»»
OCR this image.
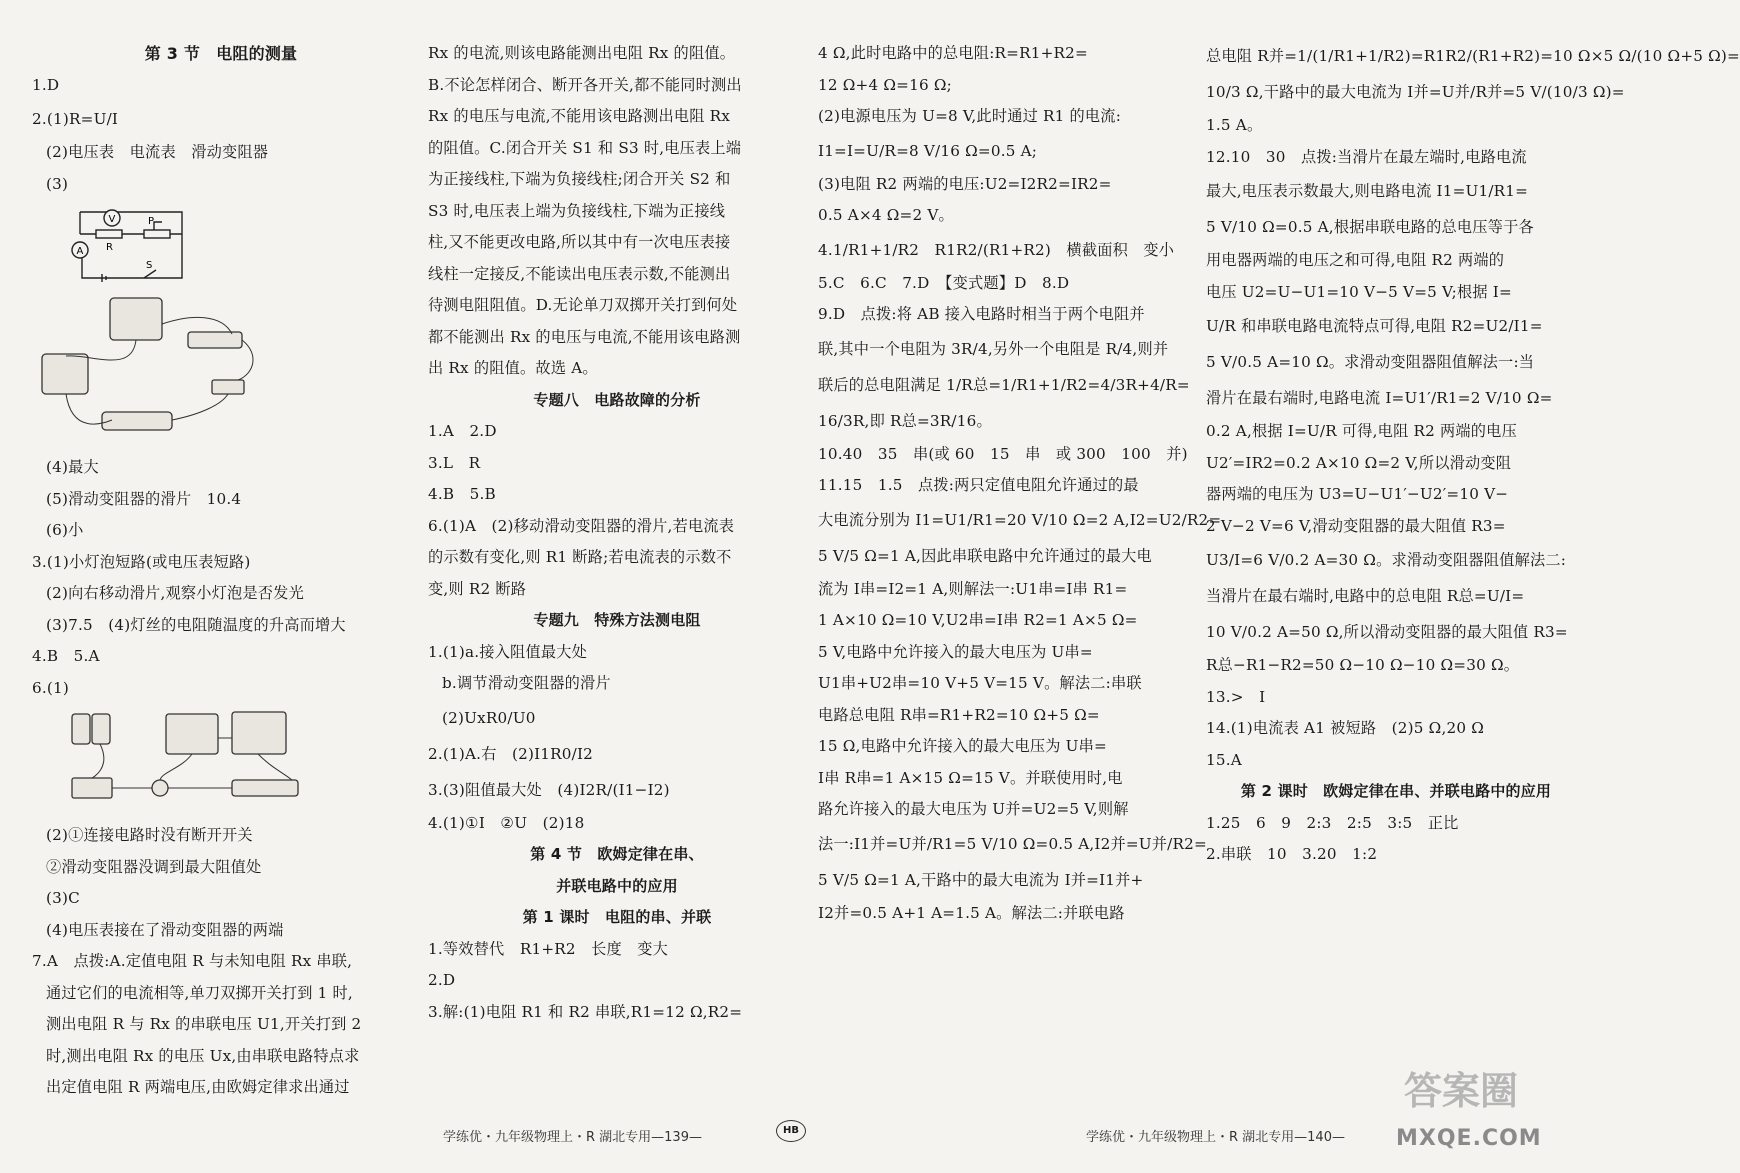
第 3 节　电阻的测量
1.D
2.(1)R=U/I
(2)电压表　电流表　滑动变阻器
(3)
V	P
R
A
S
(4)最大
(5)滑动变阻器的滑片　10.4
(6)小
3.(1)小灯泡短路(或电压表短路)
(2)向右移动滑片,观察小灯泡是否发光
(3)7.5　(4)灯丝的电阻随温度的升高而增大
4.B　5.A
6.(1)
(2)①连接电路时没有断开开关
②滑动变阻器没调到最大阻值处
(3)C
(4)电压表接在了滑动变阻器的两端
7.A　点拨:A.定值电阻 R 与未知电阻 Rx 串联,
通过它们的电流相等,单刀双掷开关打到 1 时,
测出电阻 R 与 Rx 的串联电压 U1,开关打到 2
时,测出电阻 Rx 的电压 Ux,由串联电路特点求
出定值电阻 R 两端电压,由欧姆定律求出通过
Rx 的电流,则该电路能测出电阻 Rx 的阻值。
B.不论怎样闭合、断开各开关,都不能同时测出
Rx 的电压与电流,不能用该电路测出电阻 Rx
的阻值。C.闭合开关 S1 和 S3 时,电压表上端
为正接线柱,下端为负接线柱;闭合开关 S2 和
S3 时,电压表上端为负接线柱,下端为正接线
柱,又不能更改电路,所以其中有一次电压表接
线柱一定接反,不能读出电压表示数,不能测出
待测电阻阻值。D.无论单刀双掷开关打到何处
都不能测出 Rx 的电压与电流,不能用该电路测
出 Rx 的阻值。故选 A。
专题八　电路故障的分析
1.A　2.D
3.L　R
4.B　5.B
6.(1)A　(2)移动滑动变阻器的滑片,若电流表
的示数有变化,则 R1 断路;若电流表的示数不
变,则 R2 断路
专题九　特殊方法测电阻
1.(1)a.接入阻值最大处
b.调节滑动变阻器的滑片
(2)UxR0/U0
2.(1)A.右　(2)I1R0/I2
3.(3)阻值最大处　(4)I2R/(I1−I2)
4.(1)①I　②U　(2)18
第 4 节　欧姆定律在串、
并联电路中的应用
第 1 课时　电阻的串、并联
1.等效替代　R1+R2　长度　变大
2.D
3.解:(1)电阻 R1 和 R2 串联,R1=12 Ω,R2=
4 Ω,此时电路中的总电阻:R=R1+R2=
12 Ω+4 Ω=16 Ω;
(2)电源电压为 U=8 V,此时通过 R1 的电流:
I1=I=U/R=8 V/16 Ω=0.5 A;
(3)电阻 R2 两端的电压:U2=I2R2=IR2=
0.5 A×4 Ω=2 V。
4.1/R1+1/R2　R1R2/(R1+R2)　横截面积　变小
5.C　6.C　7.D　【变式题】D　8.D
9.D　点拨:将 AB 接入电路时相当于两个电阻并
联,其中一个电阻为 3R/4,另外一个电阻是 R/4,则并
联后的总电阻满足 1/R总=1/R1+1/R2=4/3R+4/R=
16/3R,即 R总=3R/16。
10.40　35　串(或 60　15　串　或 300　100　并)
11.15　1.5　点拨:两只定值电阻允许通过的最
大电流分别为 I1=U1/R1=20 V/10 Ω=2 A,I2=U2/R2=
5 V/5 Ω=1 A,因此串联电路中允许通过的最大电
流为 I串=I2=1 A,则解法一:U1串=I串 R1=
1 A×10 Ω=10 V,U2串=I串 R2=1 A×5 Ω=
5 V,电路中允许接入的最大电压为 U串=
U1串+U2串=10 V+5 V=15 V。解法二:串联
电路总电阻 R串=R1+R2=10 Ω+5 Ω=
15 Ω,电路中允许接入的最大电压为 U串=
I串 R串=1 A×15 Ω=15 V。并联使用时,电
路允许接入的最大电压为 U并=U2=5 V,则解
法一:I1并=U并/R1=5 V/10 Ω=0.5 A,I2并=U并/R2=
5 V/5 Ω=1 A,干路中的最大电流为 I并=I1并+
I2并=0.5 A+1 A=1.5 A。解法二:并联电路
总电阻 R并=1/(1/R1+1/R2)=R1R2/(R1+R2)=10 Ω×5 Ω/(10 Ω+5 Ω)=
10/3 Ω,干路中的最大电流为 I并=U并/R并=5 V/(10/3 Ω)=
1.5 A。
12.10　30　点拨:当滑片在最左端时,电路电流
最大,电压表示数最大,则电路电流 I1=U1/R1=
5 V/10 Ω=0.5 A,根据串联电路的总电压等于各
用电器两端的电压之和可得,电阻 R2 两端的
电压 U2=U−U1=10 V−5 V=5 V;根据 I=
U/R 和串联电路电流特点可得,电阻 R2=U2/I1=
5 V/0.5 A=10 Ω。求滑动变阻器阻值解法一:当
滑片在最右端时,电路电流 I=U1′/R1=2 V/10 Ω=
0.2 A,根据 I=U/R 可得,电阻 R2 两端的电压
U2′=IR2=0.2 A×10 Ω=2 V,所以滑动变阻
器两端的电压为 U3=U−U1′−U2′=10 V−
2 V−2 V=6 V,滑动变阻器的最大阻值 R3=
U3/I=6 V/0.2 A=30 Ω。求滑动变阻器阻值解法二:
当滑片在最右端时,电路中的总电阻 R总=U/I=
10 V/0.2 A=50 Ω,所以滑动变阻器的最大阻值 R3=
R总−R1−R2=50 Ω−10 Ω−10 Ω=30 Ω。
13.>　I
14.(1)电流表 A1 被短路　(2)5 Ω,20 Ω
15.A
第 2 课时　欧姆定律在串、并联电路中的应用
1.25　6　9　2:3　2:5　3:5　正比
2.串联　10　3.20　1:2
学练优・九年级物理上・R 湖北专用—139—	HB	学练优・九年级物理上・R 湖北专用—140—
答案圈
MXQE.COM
««
»»
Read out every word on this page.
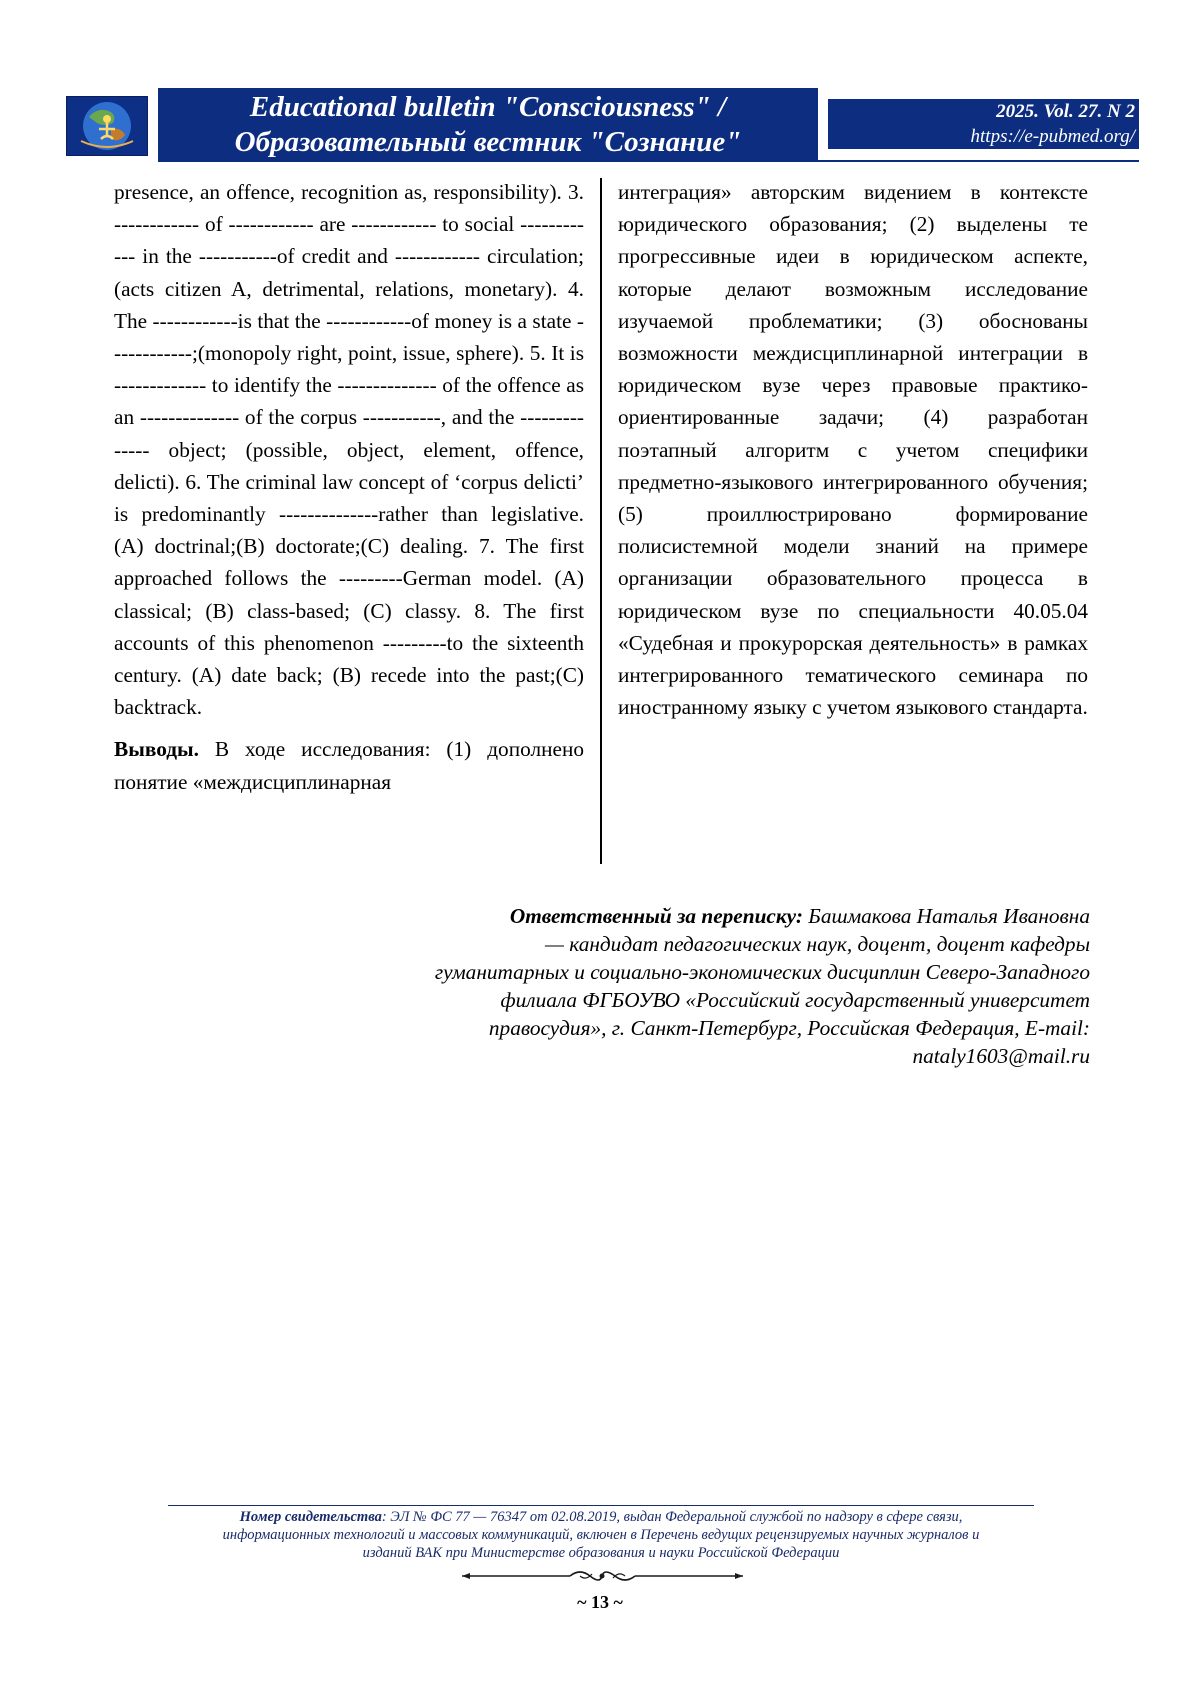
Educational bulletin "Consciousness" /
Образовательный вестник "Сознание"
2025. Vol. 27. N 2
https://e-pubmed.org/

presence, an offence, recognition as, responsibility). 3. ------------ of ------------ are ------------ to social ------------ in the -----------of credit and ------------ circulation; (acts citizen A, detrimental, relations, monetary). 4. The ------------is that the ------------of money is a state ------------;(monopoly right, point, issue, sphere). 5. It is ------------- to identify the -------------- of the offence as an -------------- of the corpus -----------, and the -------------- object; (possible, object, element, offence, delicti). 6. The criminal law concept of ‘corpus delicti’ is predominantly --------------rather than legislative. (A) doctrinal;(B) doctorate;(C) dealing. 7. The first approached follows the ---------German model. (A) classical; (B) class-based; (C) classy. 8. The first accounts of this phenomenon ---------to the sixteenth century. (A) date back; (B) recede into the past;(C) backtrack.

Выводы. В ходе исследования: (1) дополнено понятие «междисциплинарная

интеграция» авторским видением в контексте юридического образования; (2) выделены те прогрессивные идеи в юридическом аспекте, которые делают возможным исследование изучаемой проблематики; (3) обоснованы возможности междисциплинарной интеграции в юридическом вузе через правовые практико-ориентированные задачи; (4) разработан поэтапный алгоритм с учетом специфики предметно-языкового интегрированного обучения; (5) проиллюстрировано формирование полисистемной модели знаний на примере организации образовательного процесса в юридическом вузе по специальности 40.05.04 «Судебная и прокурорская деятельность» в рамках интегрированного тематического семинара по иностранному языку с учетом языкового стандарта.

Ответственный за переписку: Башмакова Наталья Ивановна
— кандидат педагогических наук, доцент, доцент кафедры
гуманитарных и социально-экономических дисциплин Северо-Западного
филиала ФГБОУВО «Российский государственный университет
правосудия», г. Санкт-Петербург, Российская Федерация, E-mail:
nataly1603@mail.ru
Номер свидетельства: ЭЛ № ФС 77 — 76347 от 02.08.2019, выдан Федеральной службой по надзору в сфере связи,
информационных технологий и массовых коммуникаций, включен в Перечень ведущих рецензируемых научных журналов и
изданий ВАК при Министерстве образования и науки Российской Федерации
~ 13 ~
««
»»
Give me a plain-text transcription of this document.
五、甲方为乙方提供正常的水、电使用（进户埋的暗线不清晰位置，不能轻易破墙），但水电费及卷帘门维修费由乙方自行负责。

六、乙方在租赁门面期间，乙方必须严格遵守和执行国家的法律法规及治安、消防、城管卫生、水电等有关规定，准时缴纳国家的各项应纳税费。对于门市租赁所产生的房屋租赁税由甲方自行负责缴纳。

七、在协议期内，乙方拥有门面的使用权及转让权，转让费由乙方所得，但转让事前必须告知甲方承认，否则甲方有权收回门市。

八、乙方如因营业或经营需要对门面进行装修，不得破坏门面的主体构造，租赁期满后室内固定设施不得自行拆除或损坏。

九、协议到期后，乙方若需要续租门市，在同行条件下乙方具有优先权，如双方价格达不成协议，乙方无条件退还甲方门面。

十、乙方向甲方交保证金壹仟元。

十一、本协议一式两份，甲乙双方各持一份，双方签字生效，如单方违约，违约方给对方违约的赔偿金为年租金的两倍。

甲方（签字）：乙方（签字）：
««
• WHAT TO DO:
Copy out each line that contains the word "闭合开关".

• FULL ANSWER:
的阻值。C.闭合开关 S1 和 S3 时,电压表上端
为正接线柱,下端为负接线柱;闭合开关 S2 和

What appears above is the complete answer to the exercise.